Records from a collection of figures

** START **

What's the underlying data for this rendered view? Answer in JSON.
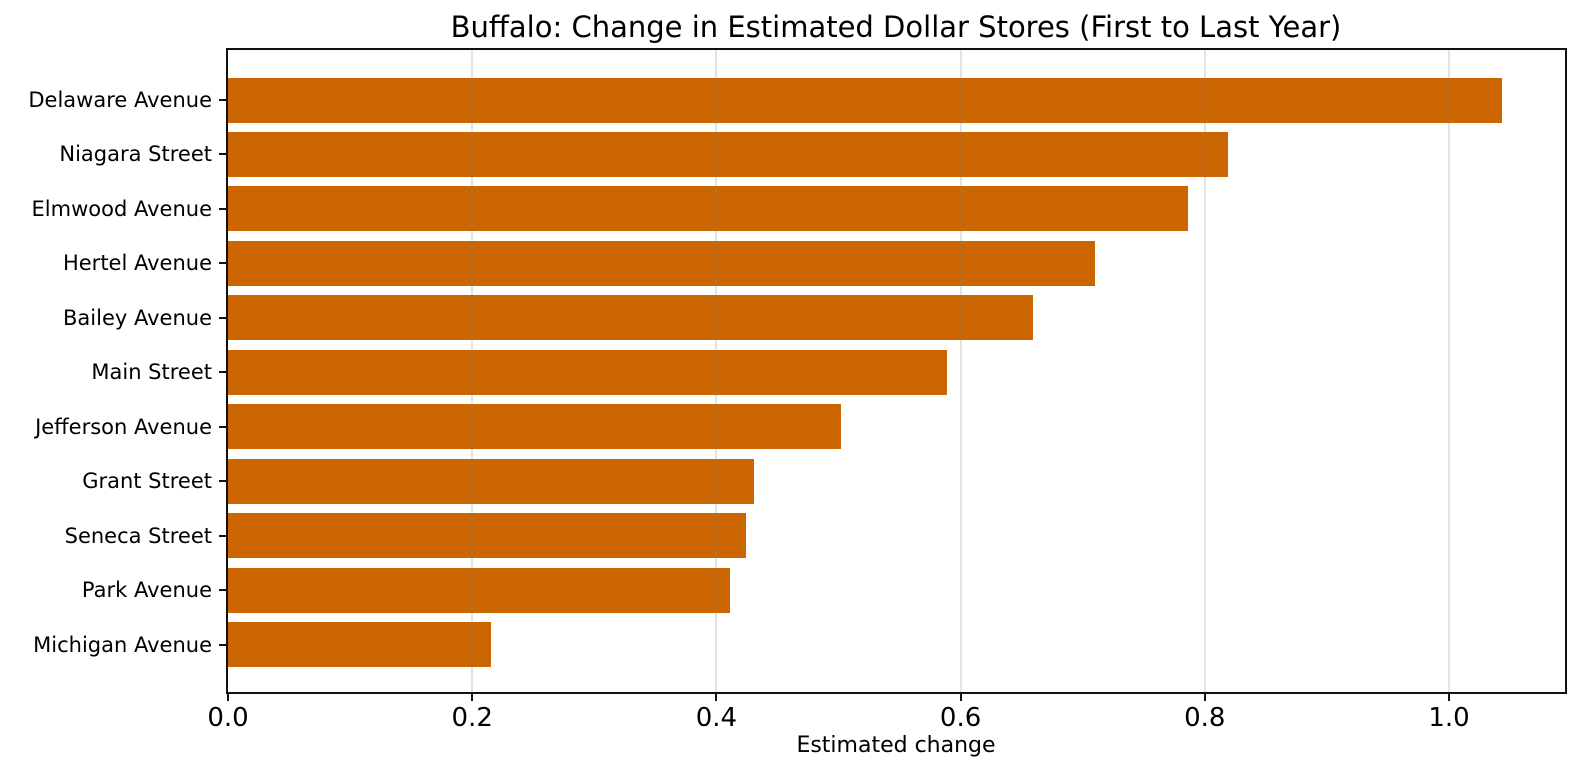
{
  "chart_data": {
    "type": "bar",
    "orientation": "horizontal",
    "title": "Buffalo: Change in Estimated Dollar Stores (First to Last Year)",
    "xlabel": "Estimated change",
    "ylabel": "",
    "categories": [
      "Delaware Avenue",
      "Niagara Street",
      "Elmwood Avenue",
      "Hertel Avenue",
      "Bailey Avenue",
      "Main Street",
      "Jefferson Avenue",
      "Grant Street",
      "Seneca Street",
      "Park Avenue",
      "Michigan Avenue"
    ],
    "values": [
      1.043,
      0.819,
      0.786,
      0.71,
      0.659,
      0.589,
      0.502,
      0.431,
      0.424,
      0.411,
      0.215
    ],
    "xlim": [
      0,
      1.095
    ],
    "xticks": [
      0.0,
      0.2,
      0.4,
      0.6,
      0.8,
      1.0
    ],
    "xtick_labels": [
      "0.0",
      "0.2",
      "0.4",
      "0.6",
      "0.8",
      "1.0"
    ],
    "bar_color": "#CC6600",
    "spine_color": "#111111",
    "grid": "vertical",
    "legend": "none"
  }
}
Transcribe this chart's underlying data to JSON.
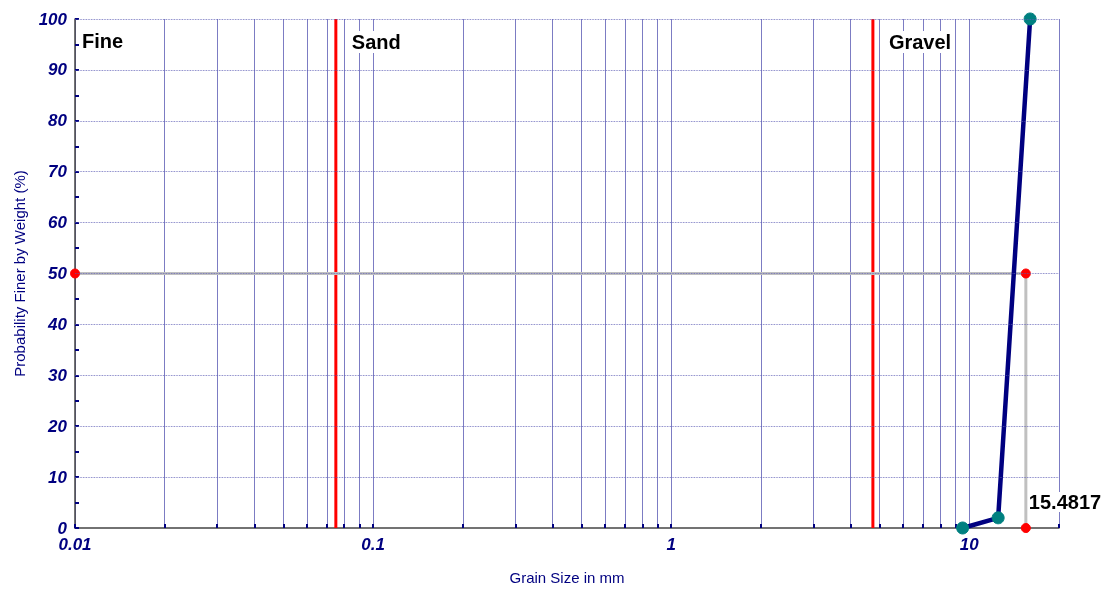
{
  "chart_data": {
    "type": "line",
    "xlabel": "Grain Size in mm",
    "ylabel": "Probability Finer by Weight (%)",
    "log": "x",
    "grid": true,
    "marker": "circle",
    "xlim": [
      0.01,
      20
    ],
    "xticks": [
      0.01,
      {
        "value": 0.02,
        "label": null
      },
      {
        "value": 0.03,
        "label": null
      },
      {
        "value": 0.04,
        "label": null
      },
      {
        "value": 0.05,
        "label": null
      },
      {
        "value": 0.06,
        "label": null
      },
      {
        "value": 0.07,
        "label": null
      },
      {
        "value": 0.08,
        "label": null
      },
      {
        "value": 0.09,
        "label": null
      },
      0.1,
      {
        "value": 0.2,
        "label": null
      },
      {
        "value": 0.3,
        "label": null
      },
      {
        "value": 0.4,
        "label": null
      },
      {
        "value": 0.5,
        "label": null
      },
      {
        "value": 0.6,
        "label": null
      },
      {
        "value": 0.7,
        "label": null
      },
      {
        "value": 0.8,
        "label": null
      },
      {
        "value": 0.9,
        "label": null
      },
      1,
      {
        "value": 2,
        "label": null
      },
      {
        "value": 3,
        "label": null
      },
      {
        "value": 4,
        "label": null
      },
      {
        "value": 5,
        "label": null
      },
      {
        "value": 6,
        "label": null
      },
      {
        "value": 7,
        "label": null
      },
      {
        "value": 8,
        "label": null
      },
      {
        "value": 9,
        "label": null
      },
      10,
      {
        "value": 20,
        "label": null
      }
    ],
    "ylim": [
      0,
      100
    ],
    "yticks": [
      0,
      {
        "value": 5,
        "label": null
      },
      10,
      {
        "value": 15,
        "label": null
      },
      20,
      {
        "value": 25,
        "label": null
      },
      30,
      {
        "value": 35,
        "label": null
      },
      40,
      {
        "value": 45,
        "label": null
      },
      50,
      {
        "value": 55,
        "label": null
      },
      60,
      {
        "value": 65,
        "label": null
      },
      70,
      {
        "value": 75,
        "label": null
      },
      80,
      {
        "value": 85,
        "label": null
      },
      90,
      {
        "value": 95,
        "label": null
      },
      100
    ],
    "series": [
      {
        "color": "#c0c0c0",
        "colors": [
          "#ff0000",
          "#ff0000",
          "#ff0000"
        ],
        "x": [
          0.01,
          15.4817,
          15.4817
        ],
        "values": [
          50,
          50,
          0
        ]
      },
      {
        "color": "#000080",
        "colors": [
          "#008080",
          "#008080",
          "#008080"
        ],
        "x": [
          9.5,
          12.5,
          16
        ],
        "values": [
          0,
          2,
          100
        ]
      }
    ],
    "ref_lines": [
      {
        "axis": "x",
        "value": 0.075,
        "label": "Sand",
        "color": "#ff0000"
      },
      {
        "axis": "x",
        "value": 4.75,
        "label": "Gravel",
        "color": "#ff0000"
      }
    ],
    "annotations": [
      "Fine",
      {
        "text": "15.4817",
        "x": 15.4817,
        "y": 0
      }
    ]
  }
}
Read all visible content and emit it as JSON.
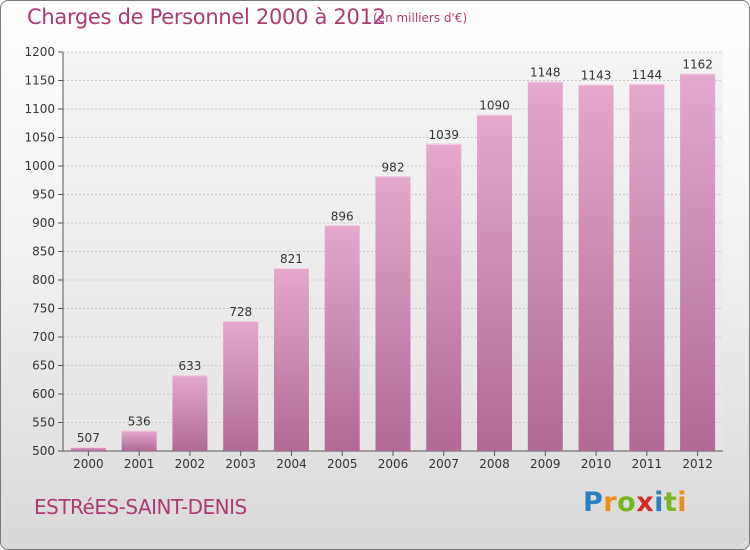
{
  "header": {
    "title": "Charges de Personnel 2000 à 2012",
    "unit": "(en milliers d'€)"
  },
  "footer": {
    "commune": "ESTRéES-SAINT-DENIS",
    "logo_letters": [
      {
        "char": "P",
        "color": "#2a7fc1"
      },
      {
        "char": "r",
        "color": "#e8901a"
      },
      {
        "char": "o",
        "color": "#7ab51d"
      },
      {
        "char": "x",
        "color": "#d42a2a"
      },
      {
        "char": "i",
        "color": "#2a7fc1"
      },
      {
        "char": "t",
        "color": "#7ab51d"
      },
      {
        "char": "i",
        "color": "#e8901a"
      }
    ]
  },
  "chart_data": {
    "type": "bar",
    "categories": [
      "2000",
      "2001",
      "2002",
      "2003",
      "2004",
      "2005",
      "2006",
      "2007",
      "2008",
      "2009",
      "2010",
      "2011",
      "2012"
    ],
    "values": [
      507,
      536,
      633,
      728,
      821,
      896,
      982,
      1039,
      1090,
      1148,
      1143,
      1144,
      1162
    ],
    "ylim": [
      500,
      1200
    ],
    "yticks": [
      500,
      550,
      600,
      650,
      700,
      750,
      800,
      850,
      900,
      950,
      1000,
      1050,
      1100,
      1150,
      1200
    ],
    "grid": true,
    "bar_color_top": "#e4a9cd",
    "bar_color_bottom": "#b06a94",
    "title_color": "#ad3a73"
  }
}
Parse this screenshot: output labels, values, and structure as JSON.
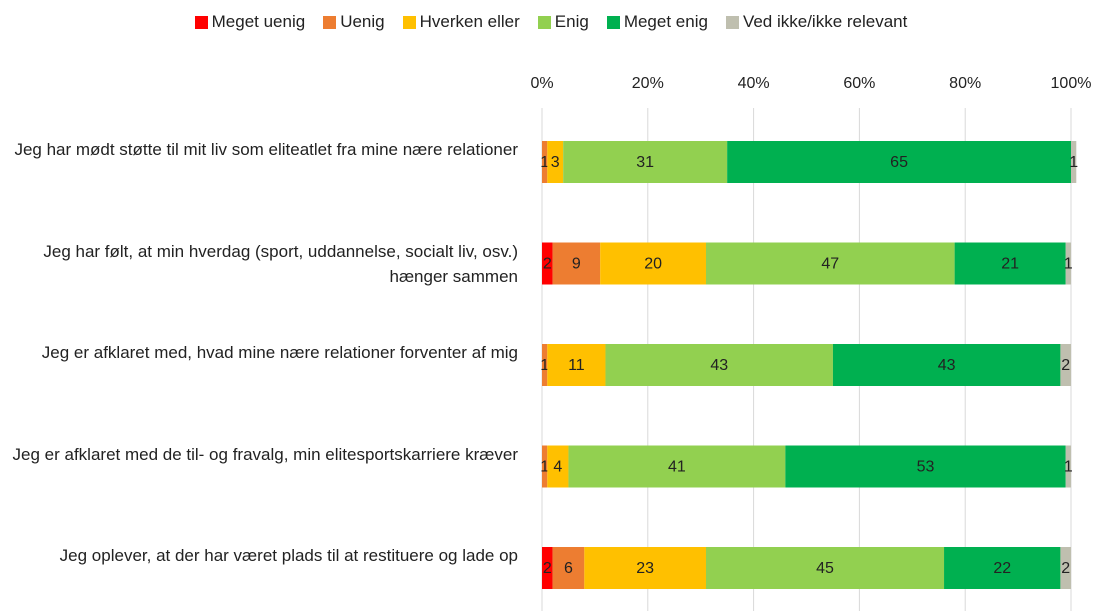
{
  "chart_data": {
    "type": "stacked_bar_horizontal",
    "categories": [
      "Jeg har mødt støtte til mit liv som eliteatlet fra mine nære relationer",
      "Jeg har følt, at min hverdag (sport, uddannelse, socialt liv, osv.) hænger sammen",
      "Jeg er afklaret med, hvad mine nære relationer forventer af mig",
      "Jeg er afklaret med de til- og fravalg, min elitesportskarriere kræver",
      "Jeg oplever, at der har været plads til at restituere og lade op"
    ],
    "series": [
      {
        "name": "Meget uenig",
        "color": "#ff0000",
        "values": [
          null,
          2,
          null,
          null,
          2
        ]
      },
      {
        "name": "Uenig",
        "color": "#ed7d31",
        "values": [
          1,
          9,
          1,
          1,
          6
        ]
      },
      {
        "name": "Hverken eller",
        "color": "#ffc000",
        "values": [
          3,
          20,
          11,
          4,
          23
        ]
      },
      {
        "name": "Enig",
        "color": "#92d050",
        "values": [
          31,
          47,
          43,
          41,
          45
        ]
      },
      {
        "name": "Meget enig",
        "color": "#00b050",
        "values": [
          65,
          21,
          43,
          53,
          22
        ]
      },
      {
        "name": "Ved ikke/ikke relevant",
        "color": "#bfbfaf",
        "values": [
          1,
          1,
          2,
          1,
          2
        ]
      }
    ],
    "xlim": [
      0,
      100
    ],
    "xticks": [
      {
        "value": 0,
        "label": "0%"
      },
      {
        "value": 20,
        "label": "20%"
      },
      {
        "value": 40,
        "label": "40%"
      },
      {
        "value": 60,
        "label": "60%"
      },
      {
        "value": 80,
        "label": "80%"
      },
      {
        "value": 100,
        "label": "100%"
      }
    ],
    "grid": true,
    "legend": "top"
  }
}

** END **

Copy the records exactly as they appear, excluding images.

What's the underlying data for this rendered view? Answer in JSON.
{
  "chart_data": {
    "type": "bar",
    "orientation": "horizontal",
    "title": "Buffalo: Change in Estimated Dollar Stores (First to Last Year)",
    "xlabel": "Estimated change",
    "ylabel": "",
    "categories": [
      "Delaware Avenue",
      "Niagara Street",
      "Elmwood Avenue",
      "Hertel Avenue",
      "Bailey Avenue",
      "Main Street",
      "Jefferson Avenue",
      "Grant Street",
      "Seneca Street",
      "Park Avenue",
      "Michigan Avenue"
    ],
    "values": [
      1.043,
      0.819,
      0.786,
      0.71,
      0.659,
      0.589,
      0.502,
      0.431,
      0.424,
      0.411,
      0.215
    ],
    "xlim": [
      0,
      1.095
    ],
    "xticks": [
      0.0,
      0.2,
      0.4,
      0.6,
      0.8,
      1.0
    ],
    "xtick_labels": [
      "0.0",
      "0.2",
      "0.4",
      "0.6",
      "0.8",
      "1.0"
    ],
    "bar_color": "#CC6600",
    "spine_color": "#111111",
    "grid": "vertical",
    "legend": "none"
  }
}
Transcribe this chart's underlying data to JSON.
{
  "chart_data": {
    "type": "line",
    "xlabel": "Grain Size in mm",
    "ylabel": "Probability Finer by Weight (%)",
    "log": "x",
    "grid": true,
    "marker": "circle",
    "xlim": [
      0.01,
      20
    ],
    "xticks": [
      0.01,
      {
        "value": 0.02,
        "label": null
      },
      {
        "value": 0.03,
        "label": null
      },
      {
        "value": 0.04,
        "label": null
      },
      {
        "value": 0.05,
        "label": null
      },
      {
        "value": 0.06,
        "label": null
      },
      {
        "value": 0.07,
        "label": null
      },
      {
        "value": 0.08,
        "label": null
      },
      {
        "value": 0.09,
        "label": null
      },
      0.1,
      {
        "value": 0.2,
        "label": null
      },
      {
        "value": 0.3,
        "label": null
      },
      {
        "value": 0.4,
        "label": null
      },
      {
        "value": 0.5,
        "label": null
      },
      {
        "value": 0.6,
        "label": null
      },
      {
        "value": 0.7,
        "label": null
      },
      {
        "value": 0.8,
        "label": null
      },
      {
        "value": 0.9,
        "label": null
      },
      1,
      {
        "value": 2,
        "label": null
      },
      {
        "value": 3,
        "label": null
      },
      {
        "value": 4,
        "label": null
      },
      {
        "value": 5,
        "label": null
      },
      {
        "value": 6,
        "label": null
      },
      {
        "value": 7,
        "label": null
      },
      {
        "value": 8,
        "label": null
      },
      {
        "value": 9,
        "label": null
      },
      10,
      {
        "value": 20,
        "label": null
      }
    ],
    "ylim": [
      0,
      100
    ],
    "yticks": [
      0,
      {
        "value": 5,
        "label": null
      },
      10,
      {
        "value": 15,
        "label": null
      },
      20,
      {
        "value": 25,
        "label": null
      },
      30,
      {
        "value": 35,
        "label": null
      },
      40,
      {
        "value": 45,
        "label": null
      },
      50,
      {
        "value": 55,
        "label": null
      },
      60,
      {
        "value": 65,
        "label": null
      },
      70,
      {
        "value": 75,
        "label": null
      },
      80,
      {
        "value": 85,
        "label": null
      },
      90,
      {
        "value": 95,
        "label": null
      },
      100
    ],
    "series": [
      {
        "color": "#c0c0c0",
        "colors": [
          "#ff0000",
          "#ff0000",
          "#ff0000"
        ],
        "x": [
          0.01,
          15.4817,
          15.4817
        ],
        "values": [
          50,
          50,
          0
        ]
      },
      {
        "color": "#000080",
        "colors": [
          "#008080",
          "#008080",
          "#008080"
        ],
        "x": [
          9.5,
          12.5,
          16
        ],
        "values": [
          0,
          2,
          100
        ]
      }
    ],
    "ref_lines": [
      {
        "axis": "x",
        "value": 0.075,
        "label": "Sand",
        "color": "#ff0000"
      },
      {
        "axis": "x",
        "value": 4.75,
        "label": "Gravel",
        "color": "#ff0000"
      }
    ],
    "annotations": [
      "Fine",
      {
        "text": "15.4817",
        "x": 15.4817,
        "y": 0
      }
    ]
  }
}
Read all visible content and emit it as JSON.
{
  "header": {
    "title": "Charges de Personnel 2000 à 2012",
    "unit": "(en milliers d'€)"
  },
  "footer": {
    "commune": "ESTRéES-SAINT-DENIS",
    "logo_letters": [
      {
        "char": "P",
        "color": "#2a7fc1"
      },
      {
        "char": "r",
        "color": "#e8901a"
      },
      {
        "char": "o",
        "color": "#7ab51d"
      },
      {
        "char": "x",
        "color": "#d42a2a"
      },
      {
        "char": "i",
        "color": "#2a7fc1"
      },
      {
        "char": "t",
        "color": "#7ab51d"
      },
      {
        "char": "i",
        "color": "#e8901a"
      }
    ]
  },
  "chart_data": {
    "type": "bar",
    "categories": [
      "2000",
      "2001",
      "2002",
      "2003",
      "2004",
      "2005",
      "2006",
      "2007",
      "2008",
      "2009",
      "2010",
      "2011",
      "2012"
    ],
    "values": [
      507,
      536,
      633,
      728,
      821,
      896,
      982,
      1039,
      1090,
      1148,
      1143,
      1144,
      1162
    ],
    "ylim": [
      500,
      1200
    ],
    "yticks": [
      500,
      550,
      600,
      650,
      700,
      750,
      800,
      850,
      900,
      950,
      1000,
      1050,
      1100,
      1150,
      1200
    ],
    "grid": true,
    "bar_color_top": "#e4a9cd",
    "bar_color_bottom": "#b06a94",
    "title_color": "#ad3a73"
  }
}
Parse this screenshot: output labels, values, and structure as JSON.
{
  "chart_data": {
    "type": "stacked_bar_horizontal",
    "categories": [
      "Jeg har mødt støtte til mit liv som eliteatlet fra mine nære relationer",
      "Jeg har følt, at min hverdag (sport, uddannelse, socialt liv, osv.) hænger sammen",
      "Jeg er afklaret med, hvad mine nære relationer forventer af mig",
      "Jeg er afklaret med de til- og fravalg, min elitesportskarriere kræver",
      "Jeg oplever, at der har været plads til at restituere og lade op"
    ],
    "series": [
      {
        "name": "Meget uenig",
        "color": "#ff0000",
        "values": [
          null,
          2,
          null,
          null,
          2
        ]
      },
      {
        "name": "Uenig",
        "color": "#ed7d31",
        "values": [
          1,
          9,
          1,
          1,
          6
        ]
      },
      {
        "name": "Hverken eller",
        "color": "#ffc000",
        "values": [
          3,
          20,
          11,
          4,
          23
        ]
      },
      {
        "name": "Enig",
        "color": "#92d050",
        "values": [
          31,
          47,
          43,
          41,
          45
        ]
      },
      {
        "name": "Meget enig",
        "color": "#00b050",
        "values": [
          65,
          21,
          43,
          53,
          22
        ]
      },
      {
        "name": "Ved ikke/ikke relevant",
        "color": "#bfbfaf",
        "values": [
          1,
          1,
          2,
          1,
          2
        ]
      }
    ],
    "xlim": [
      0,
      100
    ],
    "xticks": [
      {
        "value": 0,
        "label": "0%"
      },
      {
        "value": 20,
        "label": "20%"
      },
      {
        "value": 40,
        "label": "40%"
      },
      {
        "value": 60,
        "label": "60%"
      },
      {
        "value": 80,
        "label": "80%"
      },
      {
        "value": 100,
        "label": "100%"
      }
    ],
    "grid": true,
    "legend": "top"
  }
}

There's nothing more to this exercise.